STATED GOAL: Repeat each record below exactly as given.

start MATERIALS PROVIDED

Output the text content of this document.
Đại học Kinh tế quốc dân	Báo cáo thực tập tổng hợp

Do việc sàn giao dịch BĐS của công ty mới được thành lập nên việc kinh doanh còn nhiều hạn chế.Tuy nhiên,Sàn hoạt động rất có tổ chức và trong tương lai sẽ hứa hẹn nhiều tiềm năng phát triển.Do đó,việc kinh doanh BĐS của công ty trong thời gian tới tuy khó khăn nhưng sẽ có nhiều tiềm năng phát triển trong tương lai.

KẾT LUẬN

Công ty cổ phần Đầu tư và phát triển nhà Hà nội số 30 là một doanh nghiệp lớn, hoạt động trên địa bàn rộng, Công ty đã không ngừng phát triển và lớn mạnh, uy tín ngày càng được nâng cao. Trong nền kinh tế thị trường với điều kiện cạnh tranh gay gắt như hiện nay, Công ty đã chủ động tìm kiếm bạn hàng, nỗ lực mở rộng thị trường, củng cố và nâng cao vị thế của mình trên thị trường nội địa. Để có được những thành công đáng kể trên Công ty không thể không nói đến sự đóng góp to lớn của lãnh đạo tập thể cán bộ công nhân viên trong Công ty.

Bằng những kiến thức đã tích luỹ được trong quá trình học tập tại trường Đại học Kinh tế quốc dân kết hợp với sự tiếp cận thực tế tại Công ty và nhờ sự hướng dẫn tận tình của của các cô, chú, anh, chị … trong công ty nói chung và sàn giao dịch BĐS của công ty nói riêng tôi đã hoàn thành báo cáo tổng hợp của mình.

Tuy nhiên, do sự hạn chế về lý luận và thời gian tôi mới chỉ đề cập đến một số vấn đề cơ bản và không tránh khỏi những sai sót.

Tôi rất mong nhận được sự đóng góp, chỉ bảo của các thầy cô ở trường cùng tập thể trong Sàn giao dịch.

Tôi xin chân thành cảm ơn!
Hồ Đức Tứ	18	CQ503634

end MATERIALS PROVIDED

SOLUTION FOR THIS TASK:
Output the text content of this document.
Đại học Kinh tế quốc dân	Báo cáo thực tập tổng hợp

Do việc sàn giao dịch BĐS của công ty mới được thành lập nên việc kinh doanh còn nhiều hạn chế.Tuy nhiên,Sàn hoạt động rất có tổ chức và trong tương lai sẽ hứa hẹn nhiều tiềm năng phát triển.Do đó,việc kinh doanh BĐS của công ty trong thời gian tới tuy khó khăn nhưng sẽ có nhiều tiềm năng phát triển trong tương lai.

KẾT LUẬN

Công ty cổ phần Đầu tư và phát triển nhà Hà nội số 30 là một doanh nghiệp lớn, hoạt động trên địa bàn rộng, Công ty đã không ngừng phát triển và lớn mạnh, uy tín ngày càng được nâng cao. Trong nền kinh tế thị trường với điều kiện cạnh tranh gay gắt như hiện nay, Công ty đã chủ động tìm kiếm bạn hàng, nỗ lực mở rộng thị trường, củng cố và nâng cao vị thế của mình trên thị trường nội địa. Để có được những thành công đáng kể trên Công ty không thể không nói đến sự đóng góp to lớn của lãnh đạo tập thể cán bộ công nhân viên trong Công ty.

Bằng những kiến thức đã tích luỹ được trong quá trình học tập tại trường Đại học Kinh tế quốc dân kết hợp với sự tiếp cận thực tế tại Công ty và nhờ sự hướng dẫn tận tình của của các cô, chú, anh, chị … trong công ty nói chung và sàn giao dịch BĐS của công ty nói riêng tôi đã hoàn thành báo cáo tổng hợp của mình.

Tuy nhiên, do sự hạn chế về lý luận và thời gian tôi mới chỉ đề cập đến một số vấn đề cơ bản và không tránh khỏi những sai sót.

Tôi rất mong nhận được sự đóng góp, chỉ bảo của các thầy cô ở trường cùng tập thể trong Sàn giao dịch.

Tôi xin chân thành cảm ơn!
Hồ Đức Tứ	18	CQ503634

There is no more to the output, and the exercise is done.